───── SUPPLIED MATERIAL

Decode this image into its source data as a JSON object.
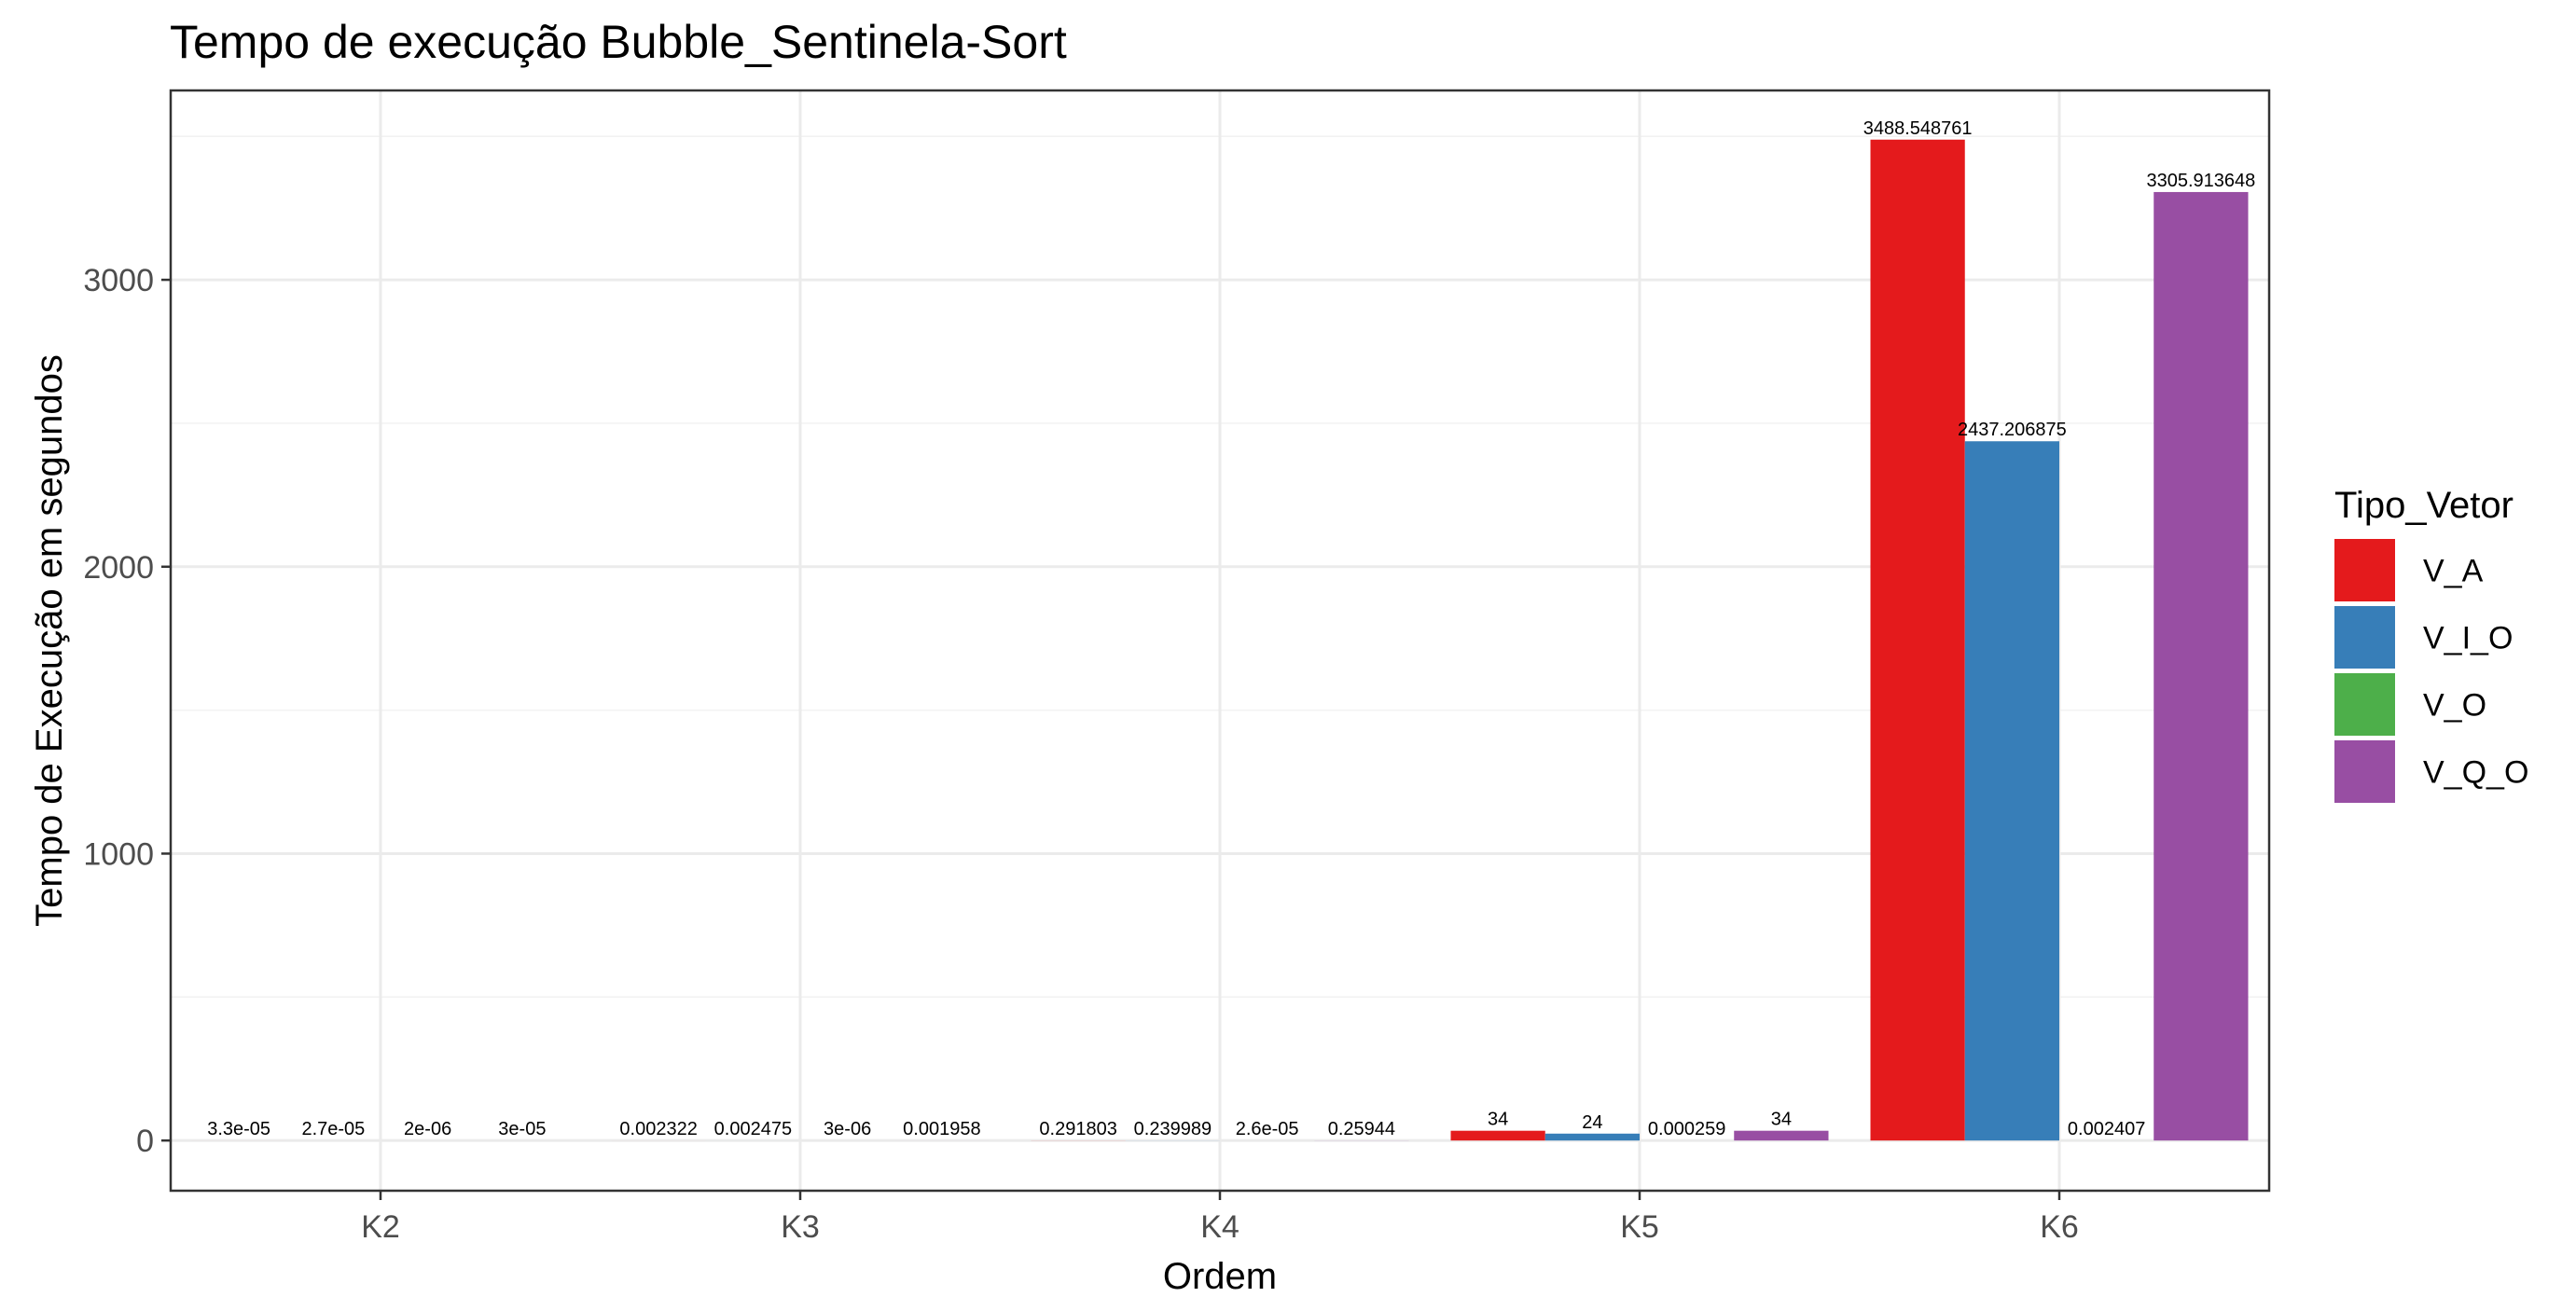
{
  "chart_data": {
    "type": "bar",
    "title": "Tempo de execução Bubble_Sentinela-Sort",
    "xlabel": "Ordem",
    "ylabel": "Tempo de Execução em segundos",
    "categories": [
      "K2",
      "K3",
      "K4",
      "K5",
      "K6"
    ],
    "ylim": [
      -175,
      3660
    ],
    "yticks": [
      0,
      1000,
      2000,
      3000
    ],
    "grid": true,
    "legend_title": "Tipo_Vetor",
    "legend_position": "right",
    "series": [
      {
        "name": "V_A",
        "color": "#e41a1c",
        "values": [
          3.3e-05,
          0.002322,
          0.291803,
          34,
          3488.548761
        ],
        "labels": [
          "3.3e-05",
          "0.002322",
          "0.291803",
          "34",
          "3488.548761"
        ]
      },
      {
        "name": "V_I_O",
        "color": "#377eb8",
        "values": [
          2.7e-05,
          0.002475,
          0.239989,
          24,
          2437.206875
        ],
        "labels": [
          "2.7e-05",
          "0.002475",
          "0.239989",
          "24",
          "2437.206875"
        ]
      },
      {
        "name": "V_O",
        "color": "#4daf4a",
        "values": [
          2e-06,
          3e-06,
          2.6e-05,
          0.000259,
          0.002407
        ],
        "labels": [
          "2e-06",
          "3e-06",
          "2.6e-05",
          "0.000259",
          "0.002407"
        ]
      },
      {
        "name": "V_Q_O",
        "color": "#984ea3",
        "values": [
          3e-05,
          0.001958,
          0.25944,
          34,
          3305.913648
        ],
        "labels": [
          "3e-05",
          "0.001958",
          "0.25944",
          "34",
          "3305.913648"
        ]
      }
    ]
  }
}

──────────

- **GIVEN INSTRUCTION**: Give back the whole listing as it stands, minus its pictures.

- **OUTPUT OF THE TASK**:
Decode this image into its source data as a JSON object.
{
  "chart_data": {
    "type": "bar",
    "title": "Tempo de execução Bubble_Sentinela-Sort",
    "xlabel": "Ordem",
    "ylabel": "Tempo de Execução em segundos",
    "categories": [
      "K2",
      "K3",
      "K4",
      "K5",
      "K6"
    ],
    "ylim": [
      -175,
      3660
    ],
    "yticks": [
      0,
      1000,
      2000,
      3000
    ],
    "grid": true,
    "legend_title": "Tipo_Vetor",
    "legend_position": "right",
    "series": [
      {
        "name": "V_A",
        "color": "#e41a1c",
        "values": [
          3.3e-05,
          0.002322,
          0.291803,
          34,
          3488.548761
        ],
        "labels": [
          "3.3e-05",
          "0.002322",
          "0.291803",
          "34",
          "3488.548761"
        ]
      },
      {
        "name": "V_I_O",
        "color": "#377eb8",
        "values": [
          2.7e-05,
          0.002475,
          0.239989,
          24,
          2437.206875
        ],
        "labels": [
          "2.7e-05",
          "0.002475",
          "0.239989",
          "24",
          "2437.206875"
        ]
      },
      {
        "name": "V_O",
        "color": "#4daf4a",
        "values": [
          2e-06,
          3e-06,
          2.6e-05,
          0.000259,
          0.002407
        ],
        "labels": [
          "2e-06",
          "3e-06",
          "2.6e-05",
          "0.000259",
          "0.002407"
        ]
      },
      {
        "name": "V_Q_O",
        "color": "#984ea3",
        "values": [
          3e-05,
          0.001958,
          0.25944,
          34,
          3305.913648
        ],
        "labels": [
          "3e-05",
          "0.001958",
          "0.25944",
          "34",
          "3305.913648"
        ]
      }
    ]
  }
}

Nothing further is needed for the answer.